TUJUAN LATIHAN:
A. Menurut teks tentang Rizieq Shihab dan Reuni Akbar 212, di kawasan mana Reuni Akbar 212 pada 2021 akan diadakan?
B. Tentukan apakah setiap pernyataan berikut sesuai dengan teks tentang Rizieq Shihab dan Reuni Akbar 212, lalu kutip kata-kata teks yang menjadi dasarnya: (i) Mahkamah Agung mengurangi pidana HRS dari empat menjadi dua tahun. (ii) Novel Bamukmin adalah pengacara HRS. (iii) Kasasi HRS dikabulkan pada 15 November.
C. Lanjutkan teks tentang Rizieq Shihab dan Reuni Akbar 212 mulai dari kalimat terakhirnya.

TEKS YANG DIBERIKAN:
Jika dibebaskan sebelum 2024, berbagai pihak menilai Rizieq Shihab akan memberikan dampak yang besar di kontestasi pilpres nanti. Namun, apabila melihat fenomena politik dan variabel yang ada, mungkinkah pengaruh politik Rizieq Shihab terlalu dilebih-lebihkan?
“Strategy without tactics is the slowest route to victory. Tactics without strategy is the noise before defeat.” – Sun Tzu
Akan ada reuni di 2021. Tapi ini bukan reuni teman-teman SMA atau kuliah, melainkan Reuni Akbar 212. Menurut Wasekjen Persaudaraan Alumni (PA) 212, Novel Bamukmin, saat ini masih dalam proses perizinan dan akan diumumkan ketika telah menuai hasil. Namun sedikit berbeda, reuni kali ini tidak diadakan di Monumen Nasional (Monas), melainkan di kawasan Patung Kuda.
Tidak hanya wacana Reuni Akbar 212 yang tengah menjadi sorotan publik, melainkan juga kabar Habib Rizieq Shihab (HRS). Pasalnya, pada 15 November, Mahkamah Agung (MA) mengabulkan kasasi dan mengurangi pidana HRS dari empat menjadi dua tahun. Menurut pengacara HRS, Aziz Yanuar, atas keputusan ini, HRS diperkirakan akan bebas pada 2023 nanti.

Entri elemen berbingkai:
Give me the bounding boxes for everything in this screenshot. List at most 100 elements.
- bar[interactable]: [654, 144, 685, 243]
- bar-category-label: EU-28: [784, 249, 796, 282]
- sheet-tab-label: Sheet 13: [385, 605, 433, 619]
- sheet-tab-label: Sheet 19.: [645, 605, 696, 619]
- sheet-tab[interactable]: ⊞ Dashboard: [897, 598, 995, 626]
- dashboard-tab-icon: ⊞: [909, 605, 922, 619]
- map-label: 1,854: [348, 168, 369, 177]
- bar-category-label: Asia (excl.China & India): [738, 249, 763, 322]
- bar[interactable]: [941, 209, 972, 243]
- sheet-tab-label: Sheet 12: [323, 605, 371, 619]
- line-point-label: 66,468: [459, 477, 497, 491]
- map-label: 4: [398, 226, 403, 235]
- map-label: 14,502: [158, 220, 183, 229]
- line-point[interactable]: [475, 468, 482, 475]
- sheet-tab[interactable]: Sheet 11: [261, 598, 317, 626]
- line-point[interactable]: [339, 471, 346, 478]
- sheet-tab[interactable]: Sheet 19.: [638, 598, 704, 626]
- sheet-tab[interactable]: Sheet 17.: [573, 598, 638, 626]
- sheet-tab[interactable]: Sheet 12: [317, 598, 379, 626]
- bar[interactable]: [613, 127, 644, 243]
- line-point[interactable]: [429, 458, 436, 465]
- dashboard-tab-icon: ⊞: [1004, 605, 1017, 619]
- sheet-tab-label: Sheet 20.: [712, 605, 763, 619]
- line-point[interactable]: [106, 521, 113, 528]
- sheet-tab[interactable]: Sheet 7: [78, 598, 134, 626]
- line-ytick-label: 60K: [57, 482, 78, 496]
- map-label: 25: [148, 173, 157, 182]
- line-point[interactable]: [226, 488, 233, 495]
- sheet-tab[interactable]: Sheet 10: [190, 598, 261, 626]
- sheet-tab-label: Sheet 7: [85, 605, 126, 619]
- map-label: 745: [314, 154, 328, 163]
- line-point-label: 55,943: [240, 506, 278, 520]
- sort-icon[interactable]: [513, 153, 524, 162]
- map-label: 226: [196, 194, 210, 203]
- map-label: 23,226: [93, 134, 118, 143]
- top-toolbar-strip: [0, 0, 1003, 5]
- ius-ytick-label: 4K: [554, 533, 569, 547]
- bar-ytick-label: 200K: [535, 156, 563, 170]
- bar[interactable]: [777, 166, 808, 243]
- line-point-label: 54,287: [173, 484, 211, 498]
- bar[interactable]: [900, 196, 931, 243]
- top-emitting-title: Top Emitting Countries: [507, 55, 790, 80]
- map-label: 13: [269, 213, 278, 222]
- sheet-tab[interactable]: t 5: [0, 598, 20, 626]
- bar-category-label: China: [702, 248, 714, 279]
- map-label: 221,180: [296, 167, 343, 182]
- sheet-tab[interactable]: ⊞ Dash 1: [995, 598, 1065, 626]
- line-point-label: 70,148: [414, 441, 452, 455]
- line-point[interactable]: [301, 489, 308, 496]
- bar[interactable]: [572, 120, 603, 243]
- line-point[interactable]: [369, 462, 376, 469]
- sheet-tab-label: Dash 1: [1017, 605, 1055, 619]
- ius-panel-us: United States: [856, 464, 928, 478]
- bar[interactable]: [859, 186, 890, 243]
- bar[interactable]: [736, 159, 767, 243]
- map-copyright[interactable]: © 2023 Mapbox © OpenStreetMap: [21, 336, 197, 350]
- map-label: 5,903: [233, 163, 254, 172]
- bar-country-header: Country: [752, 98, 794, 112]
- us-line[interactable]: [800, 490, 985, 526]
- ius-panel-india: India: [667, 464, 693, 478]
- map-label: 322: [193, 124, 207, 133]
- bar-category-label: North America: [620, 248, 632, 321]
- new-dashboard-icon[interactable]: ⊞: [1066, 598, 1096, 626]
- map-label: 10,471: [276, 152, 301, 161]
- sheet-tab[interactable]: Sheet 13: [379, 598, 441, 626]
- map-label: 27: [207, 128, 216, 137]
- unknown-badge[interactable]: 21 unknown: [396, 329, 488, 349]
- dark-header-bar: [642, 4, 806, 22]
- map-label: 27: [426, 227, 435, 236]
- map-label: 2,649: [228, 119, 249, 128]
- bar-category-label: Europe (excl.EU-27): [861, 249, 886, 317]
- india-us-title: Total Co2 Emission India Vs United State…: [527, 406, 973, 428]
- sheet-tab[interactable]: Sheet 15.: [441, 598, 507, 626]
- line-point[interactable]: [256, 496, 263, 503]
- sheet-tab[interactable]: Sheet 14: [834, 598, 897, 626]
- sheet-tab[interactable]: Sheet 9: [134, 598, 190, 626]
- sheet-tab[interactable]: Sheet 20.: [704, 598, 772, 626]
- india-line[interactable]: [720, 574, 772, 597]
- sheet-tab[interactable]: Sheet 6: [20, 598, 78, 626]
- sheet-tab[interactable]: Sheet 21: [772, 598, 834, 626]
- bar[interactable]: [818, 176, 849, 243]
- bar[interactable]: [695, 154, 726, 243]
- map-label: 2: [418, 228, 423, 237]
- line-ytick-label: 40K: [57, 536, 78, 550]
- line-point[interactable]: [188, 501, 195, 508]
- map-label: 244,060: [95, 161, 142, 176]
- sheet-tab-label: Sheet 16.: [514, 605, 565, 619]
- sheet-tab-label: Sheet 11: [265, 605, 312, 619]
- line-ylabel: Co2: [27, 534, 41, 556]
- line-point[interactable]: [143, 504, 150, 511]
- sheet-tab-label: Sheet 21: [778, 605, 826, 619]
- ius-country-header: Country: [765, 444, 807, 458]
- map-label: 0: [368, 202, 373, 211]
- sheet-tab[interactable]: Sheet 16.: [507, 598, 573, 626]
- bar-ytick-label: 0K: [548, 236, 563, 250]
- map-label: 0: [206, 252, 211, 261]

JAWABAN LATIHAN:
A. Reuni Akbar 212 akan diadakan di kawasan Patung Kuda, bukan di Monumen Nasional (Monas).

B.
(i) Ya: "mengurangi pidana HRS dari empat menjadi dua tahun".
(ii) Tidak: "Wasekjen Persaudaraan Alumni (PA) 212, Novel Bamukmin" dan "Menurut pengacara HRS, Aziz Yanuar".
(iii) Ya: "pada 15 November, Mahkamah Agung (MA) mengabulkan kasasi".

C.
Dengan pemotongan masa hukuman tersebut, besar kemungkinan HRS akan terlibat di panggung Pilpres 2024. Berbagai pengamat politik juga tengah menaruh atensi pada potensi ini. Direktur Riset Indonesian Presidential Studies (IPS) Arman Salam, misalnya, menyebut keluarnya HRS sebelum Pilpres 2024 akan memberikan pengaruh dalam perhelatan pilpres nanti.
Baca Juga: Demokrasi Perkeruh Situasi Habib Rizieq?
Senada, Direktur Gerakan Perubahan, Muslim Arbi, juga dengan lugas menyebut HRS sebagai ulama pemberani yang memiliki pengaruh. Pun demikian dengan Direktur Eksekutif Indonesia Political Review (IPR) Ujang Komarudin yang menilai pengaruh HRS masih besar pada pengikut-pengikutnya, meskipun tengah di penjara.
Tentu pertanyaannya, apakah tepat dugaan-dugaan itu? Katakanlah HRS keluar sebelum Pilpres 2024, apakah ia akan memberikan pengaruh dalam kontestasi?
HRS Overrated?
Sayangnya, apabila kita membaca variabel-variabel yang ada, tampaknya pengaruh HRS terlalu dilebih-lebihkan. Ada enam alasan kenapa simpulan tersebut dapat ditarik.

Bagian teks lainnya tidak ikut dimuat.